● Exercise description:
Write out all of the records precisely. Skip anything that is a picture.

[Data excerpts]
+++

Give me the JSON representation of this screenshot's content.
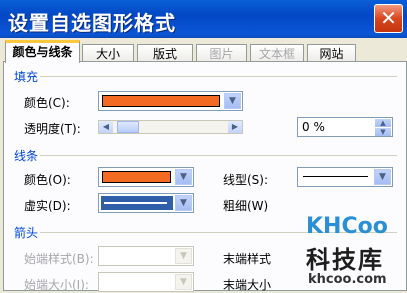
{
  "window": {
    "title": "设置自选图形格式",
    "close_symbol": "✕"
  },
  "tabs": [
    {
      "label": "颜色与线条",
      "state": "active"
    },
    {
      "label": "大小",
      "state": "normal"
    },
    {
      "label": "版式",
      "state": "normal"
    },
    {
      "label": "图片",
      "state": "disabled"
    },
    {
      "label": "文本框",
      "state": "disabled"
    },
    {
      "label": "网站",
      "state": "normal"
    }
  ],
  "fill": {
    "section_title": "填充",
    "color_label": "颜色(C):",
    "color_value": "#f36b22",
    "transparency_label": "透明度(T):",
    "transparency_value": "0 %"
  },
  "line": {
    "section_title": "线条",
    "color_label": "颜色(O):",
    "color_value": "#f36b22",
    "style_label": "线型(S):",
    "dash_label": "虚实(D):",
    "weight_label": "粗细(W)"
  },
  "arrows": {
    "section_title": "箭头",
    "begin_style_label": "始端样式(B):",
    "end_style_label": "末端样式",
    "begin_size_label": "始端大小(I):",
    "end_size_label": "末端大小"
  },
  "watermark": {
    "brand": "KHCoo",
    "text_cn": "科技库",
    "url": "khcoo.com"
  },
  "colors": {
    "accent": "#0046d5",
    "title_bar": "#0a5fd8",
    "fill_orange": "#f36b22"
  }
}
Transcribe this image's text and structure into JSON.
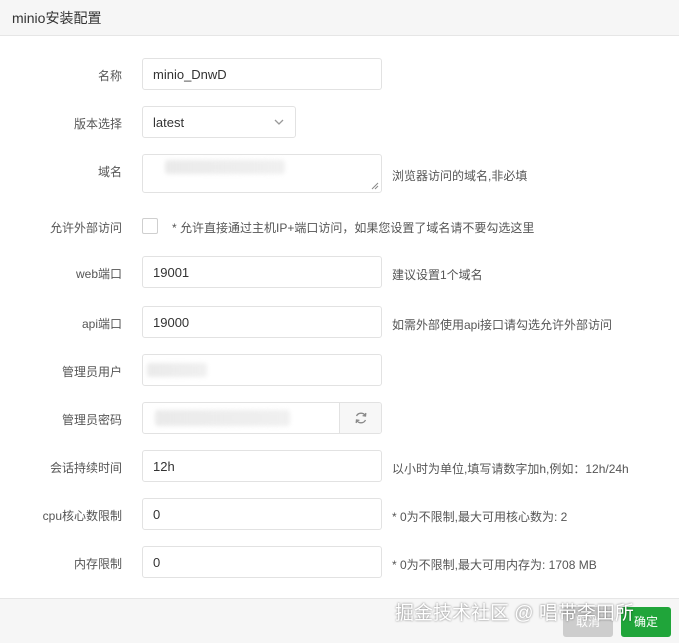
{
  "window": {
    "title": "minio安装配置"
  },
  "form": {
    "name": {
      "label": "名称",
      "value": "minio_DnwD"
    },
    "version": {
      "label": "版本选择",
      "selected": "latest"
    },
    "domain": {
      "label": "域名",
      "hint": "浏览器访问的域名,非必填"
    },
    "external_access": {
      "label": "允许外部访问",
      "checked": false,
      "hint": "* 允许直接通过主机IP+端口访问，如果您设置了域名请不要勾选这里"
    },
    "web_port": {
      "label": "web端口",
      "value": "19001",
      "hint": "建议设置1个域名"
    },
    "api_port": {
      "label": "api端口",
      "value": "19000",
      "hint": "如需外部使用api接口请勾选允许外部访问"
    },
    "admin_user": {
      "label": "管理员用户"
    },
    "admin_password": {
      "label": "管理员密码",
      "refresh_icon": "refresh-icon"
    },
    "session_duration": {
      "label": "会话持续时间",
      "value": "12h",
      "hint": "以小时为单位,填写请数字加h,例如：12h/24h"
    },
    "cpu_limit": {
      "label": "cpu核心数限制",
      "value": "0",
      "hint": "* 0为不限制,最大可用核心数为: 2"
    },
    "memory_limit": {
      "label": "内存限制",
      "value": "0",
      "hint": "* 0为不限制,最大可用内存为: 1708 MB"
    }
  },
  "footer": {
    "cancel_label": "取消",
    "confirm_label": "确定"
  },
  "watermark": "掘金技术社区 @ 唱带李田所",
  "colors": {
    "accent": "#20a53a",
    "border": "#e2e2e2",
    "header_bg": "#f6f6f6"
  }
}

+++

● Solution to this exercise:
Give me the JSON representation of this screenshot's content.
{
  "window": {
    "title": "设置自选图形格式",
    "close_symbol": "✕"
  },
  "tabs": [
    {
      "label": "颜色与线条",
      "state": "active"
    },
    {
      "label": "大小",
      "state": "normal"
    },
    {
      "label": "版式",
      "state": "normal"
    },
    {
      "label": "图片",
      "state": "disabled"
    },
    {
      "label": "文本框",
      "state": "disabled"
    },
    {
      "label": "网站",
      "state": "normal"
    }
  ],
  "fill": {
    "section_title": "填充",
    "color_label": "颜色(C):",
    "color_value": "#f36b22",
    "transparency_label": "透明度(T):",
    "transparency_value": "0 %"
  },
  "line": {
    "section_title": "线条",
    "color_label": "颜色(O):",
    "color_value": "#f36b22",
    "style_label": "线型(S):",
    "dash_label": "虚实(D):",
    "weight_label": "粗细(W)"
  },
  "arrows": {
    "section_title": "箭头",
    "begin_style_label": "始端样式(B):",
    "end_style_label": "末端样式",
    "begin_size_label": "始端大小(I):",
    "end_size_label": "末端大小"
  },
  "watermark": {
    "brand": "KHCoo",
    "text_cn": "科技库",
    "url": "khcoo.com"
  },
  "colors": {
    "accent": "#0046d5",
    "title_bar": "#0a5fd8",
    "fill_orange": "#f36b22"
  }
}
Transcribe this image's text and structure into JSON.
{
  "window": {
    "title": "minio安装配置"
  },
  "form": {
    "name": {
      "label": "名称",
      "value": "minio_DnwD"
    },
    "version": {
      "label": "版本选择",
      "selected": "latest"
    },
    "domain": {
      "label": "域名",
      "hint": "浏览器访问的域名,非必填"
    },
    "external_access": {
      "label": "允许外部访问",
      "checked": false,
      "hint": "* 允许直接通过主机IP+端口访问，如果您设置了域名请不要勾选这里"
    },
    "web_port": {
      "label": "web端口",
      "value": "19001",
      "hint": "建议设置1个域名"
    },
    "api_port": {
      "label": "api端口",
      "value": "19000",
      "hint": "如需外部使用api接口请勾选允许外部访问"
    },
    "admin_user": {
      "label": "管理员用户"
    },
    "admin_password": {
      "label": "管理员密码",
      "refresh_icon": "refresh-icon"
    },
    "session_duration": {
      "label": "会话持续时间",
      "value": "12h",
      "hint": "以小时为单位,填写请数字加h,例如：12h/24h"
    },
    "cpu_limit": {
      "label": "cpu核心数限制",
      "value": "0",
      "hint": "* 0为不限制,最大可用核心数为: 2"
    },
    "memory_limit": {
      "label": "内存限制",
      "value": "0",
      "hint": "* 0为不限制,最大可用内存为: 1708 MB"
    }
  },
  "footer": {
    "cancel_label": "取消",
    "confirm_label": "确定"
  },
  "watermark": "掘金技术社区 @ 唱带李田所",
  "colors": {
    "accent": "#20a53a",
    "border": "#e2e2e2",
    "header_bg": "#f6f6f6"
  }
}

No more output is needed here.